## Exercise details
Quote the whole listing verbatim.
-*-
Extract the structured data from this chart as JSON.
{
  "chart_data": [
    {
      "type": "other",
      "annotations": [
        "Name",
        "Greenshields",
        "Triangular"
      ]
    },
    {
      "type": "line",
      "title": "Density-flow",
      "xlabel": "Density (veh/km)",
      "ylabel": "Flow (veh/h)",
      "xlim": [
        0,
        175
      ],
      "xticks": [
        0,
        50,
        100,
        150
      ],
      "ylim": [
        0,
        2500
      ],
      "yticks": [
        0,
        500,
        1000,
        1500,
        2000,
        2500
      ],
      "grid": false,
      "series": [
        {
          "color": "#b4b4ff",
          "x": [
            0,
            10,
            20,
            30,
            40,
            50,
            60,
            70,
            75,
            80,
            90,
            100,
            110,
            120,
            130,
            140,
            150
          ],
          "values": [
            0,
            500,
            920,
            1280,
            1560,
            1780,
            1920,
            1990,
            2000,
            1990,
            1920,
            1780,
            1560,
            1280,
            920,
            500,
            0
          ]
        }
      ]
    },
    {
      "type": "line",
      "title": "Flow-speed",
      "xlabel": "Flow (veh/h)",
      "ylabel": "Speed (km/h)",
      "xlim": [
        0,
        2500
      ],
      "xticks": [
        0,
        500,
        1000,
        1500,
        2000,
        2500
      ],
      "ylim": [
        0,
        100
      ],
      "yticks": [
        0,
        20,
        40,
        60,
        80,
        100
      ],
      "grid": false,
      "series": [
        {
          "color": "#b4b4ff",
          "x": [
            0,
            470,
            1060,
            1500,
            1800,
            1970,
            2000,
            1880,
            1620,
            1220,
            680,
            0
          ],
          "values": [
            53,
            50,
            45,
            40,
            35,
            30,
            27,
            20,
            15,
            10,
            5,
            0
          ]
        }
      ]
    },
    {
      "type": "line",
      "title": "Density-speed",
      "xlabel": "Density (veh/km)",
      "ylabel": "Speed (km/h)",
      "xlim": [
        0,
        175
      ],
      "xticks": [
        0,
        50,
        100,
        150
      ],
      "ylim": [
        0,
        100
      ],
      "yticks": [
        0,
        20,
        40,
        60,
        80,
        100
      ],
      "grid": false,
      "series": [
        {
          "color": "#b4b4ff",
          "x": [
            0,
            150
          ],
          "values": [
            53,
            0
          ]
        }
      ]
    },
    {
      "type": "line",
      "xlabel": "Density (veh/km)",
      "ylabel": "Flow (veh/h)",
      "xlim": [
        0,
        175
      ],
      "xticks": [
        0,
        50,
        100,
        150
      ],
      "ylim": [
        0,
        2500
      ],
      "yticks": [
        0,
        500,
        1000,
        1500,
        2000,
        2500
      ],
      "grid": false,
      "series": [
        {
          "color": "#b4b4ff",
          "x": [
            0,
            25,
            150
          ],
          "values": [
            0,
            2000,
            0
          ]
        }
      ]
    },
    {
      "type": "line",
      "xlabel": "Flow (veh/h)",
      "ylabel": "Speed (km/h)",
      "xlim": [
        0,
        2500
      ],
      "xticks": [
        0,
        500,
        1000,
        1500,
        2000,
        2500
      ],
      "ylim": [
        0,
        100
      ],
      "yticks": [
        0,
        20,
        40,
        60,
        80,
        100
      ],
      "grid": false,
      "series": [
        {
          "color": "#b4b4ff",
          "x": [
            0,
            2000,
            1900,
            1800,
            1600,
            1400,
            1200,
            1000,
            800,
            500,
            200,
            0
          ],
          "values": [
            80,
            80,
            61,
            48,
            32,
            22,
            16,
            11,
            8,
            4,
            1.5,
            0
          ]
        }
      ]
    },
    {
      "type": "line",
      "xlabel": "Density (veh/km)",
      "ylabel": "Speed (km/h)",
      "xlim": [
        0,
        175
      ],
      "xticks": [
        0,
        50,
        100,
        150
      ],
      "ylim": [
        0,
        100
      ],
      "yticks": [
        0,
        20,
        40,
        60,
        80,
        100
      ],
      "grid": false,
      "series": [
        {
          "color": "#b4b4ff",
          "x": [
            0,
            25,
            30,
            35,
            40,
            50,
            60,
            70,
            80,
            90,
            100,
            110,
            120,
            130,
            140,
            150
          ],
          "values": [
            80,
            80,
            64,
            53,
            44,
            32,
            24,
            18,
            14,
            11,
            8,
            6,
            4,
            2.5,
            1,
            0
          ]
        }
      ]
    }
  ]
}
-*-
## Output
Extract the structured data from this chart as JSON.
{
  "chart_data": [
    {
      "type": "other",
      "annotations": [
        "Name",
        "Greenshields",
        "Triangular"
      ]
    },
    {
      "type": "line",
      "title": "Density-flow",
      "xlabel": "Density (veh/km)",
      "ylabel": "Flow (veh/h)",
      "xlim": [
        0,
        175
      ],
      "xticks": [
        0,
        50,
        100,
        150
      ],
      "ylim": [
        0,
        2500
      ],
      "yticks": [
        0,
        500,
        1000,
        1500,
        2000,
        2500
      ],
      "grid": false,
      "series": [
        {
          "color": "#b4b4ff",
          "x": [
            0,
            10,
            20,
            30,
            40,
            50,
            60,
            70,
            75,
            80,
            90,
            100,
            110,
            120,
            130,
            140,
            150
          ],
          "values": [
            0,
            500,
            920,
            1280,
            1560,
            1780,
            1920,
            1990,
            2000,
            1990,
            1920,
            1780,
            1560,
            1280,
            920,
            500,
            0
          ]
        }
      ]
    },
    {
      "type": "line",
      "title": "Flow-speed",
      "xlabel": "Flow (veh/h)",
      "ylabel": "Speed (km/h)",
      "xlim": [
        0,
        2500
      ],
      "xticks": [
        0,
        500,
        1000,
        1500,
        2000,
        2500
      ],
      "ylim": [
        0,
        100
      ],
      "yticks": [
        0,
        20,
        40,
        60,
        80,
        100
      ],
      "grid": false,
      "series": [
        {
          "color": "#b4b4ff",
          "x": [
            0,
            470,
            1060,
            1500,
            1800,
            1970,
            2000,
            1880,
            1620,
            1220,
            680,
            0
          ],
          "values": [
            53,
            50,
            45,
            40,
            35,
            30,
            27,
            20,
            15,
            10,
            5,
            0
          ]
        }
      ]
    },
    {
      "type": "line",
      "title": "Density-speed",
      "xlabel": "Density (veh/km)",
      "ylabel": "Speed (km/h)",
      "xlim": [
        0,
        175
      ],
      "xticks": [
        0,
        50,
        100,
        150
      ],
      "ylim": [
        0,
        100
      ],
      "yticks": [
        0,
        20,
        40,
        60,
        80,
        100
      ],
      "grid": false,
      "series": [
        {
          "color": "#b4b4ff",
          "x": [
            0,
            150
          ],
          "values": [
            53,
            0
          ]
        }
      ]
    },
    {
      "type": "line",
      "xlabel": "Density (veh/km)",
      "ylabel": "Flow (veh/h)",
      "xlim": [
        0,
        175
      ],
      "xticks": [
        0,
        50,
        100,
        150
      ],
      "ylim": [
        0,
        2500
      ],
      "yticks": [
        0,
        500,
        1000,
        1500,
        2000,
        2500
      ],
      "grid": false,
      "series": [
        {
          "color": "#b4b4ff",
          "x": [
            0,
            25,
            150
          ],
          "values": [
            0,
            2000,
            0
          ]
        }
      ]
    },
    {
      "type": "line",
      "xlabel": "Flow (veh/h)",
      "ylabel": "Speed (km/h)",
      "xlim": [
        0,
        2500
      ],
      "xticks": [
        0,
        500,
        1000,
        1500,
        2000,
        2500
      ],
      "ylim": [
        0,
        100
      ],
      "yticks": [
        0,
        20,
        40,
        60,
        80,
        100
      ],
      "grid": false,
      "series": [
        {
          "color": "#b4b4ff",
          "x": [
            0,
            2000,
            1900,
            1800,
            1600,
            1400,
            1200,
            1000,
            800,
            500,
            200,
            0
          ],
          "values": [
            80,
            80,
            61,
            48,
            32,
            22,
            16,
            11,
            8,
            4,
            1.5,
            0
          ]
        }
      ]
    },
    {
      "type": "line",
      "xlabel": "Density (veh/km)",
      "ylabel": "Speed (km/h)",
      "xlim": [
        0,
        175
      ],
      "xticks": [
        0,
        50,
        100,
        150
      ],
      "ylim": [
        0,
        100
      ],
      "yticks": [
        0,
        20,
        40,
        60,
        80,
        100
      ],
      "grid": false,
      "series": [
        {
          "color": "#b4b4ff",
          "x": [
            0,
            25,
            30,
            35,
            40,
            50,
            60,
            70,
            80,
            90,
            100,
            110,
            120,
            130,
            140,
            150
          ],
          "values": [
            80,
            80,
            64,
            53,
            44,
            32,
            24,
            18,
            14,
            11,
            8,
            6,
            4,
            2.5,
            1,
            0
          ]
        }
      ]
    }
  ]
}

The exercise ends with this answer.